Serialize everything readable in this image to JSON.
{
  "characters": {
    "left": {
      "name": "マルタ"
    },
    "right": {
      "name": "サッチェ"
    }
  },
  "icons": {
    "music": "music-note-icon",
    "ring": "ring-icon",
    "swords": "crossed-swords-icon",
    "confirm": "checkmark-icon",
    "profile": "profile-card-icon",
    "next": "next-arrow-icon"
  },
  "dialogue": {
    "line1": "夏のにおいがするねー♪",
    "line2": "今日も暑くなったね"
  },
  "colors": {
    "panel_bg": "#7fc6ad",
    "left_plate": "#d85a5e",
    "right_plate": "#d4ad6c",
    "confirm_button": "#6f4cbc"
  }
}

- _GIVEN EXERCISE_:
Reproduce the data shown above exactly.

- _EXERCISE SOLUTION_:
Serialize everything readable in this image to JSON.
{
  "characters": {
    "left": {
      "name": "マルタ"
    },
    "right": {
      "name": "サッチェ"
    }
  },
  "icons": {
    "music": "music-note-icon",
    "ring": "ring-icon",
    "swords": "crossed-swords-icon",
    "confirm": "checkmark-icon",
    "profile": "profile-card-icon",
    "next": "next-arrow-icon"
  },
  "dialogue": {
    "line1": "夏のにおいがするねー♪",
    "line2": "今日も暑くなったね"
  },
  "colors": {
    "panel_bg": "#7fc6ad",
    "left_plate": "#d85a5e",
    "right_plate": "#d4ad6c",
    "confirm_button": "#6f4cbc"
  }
}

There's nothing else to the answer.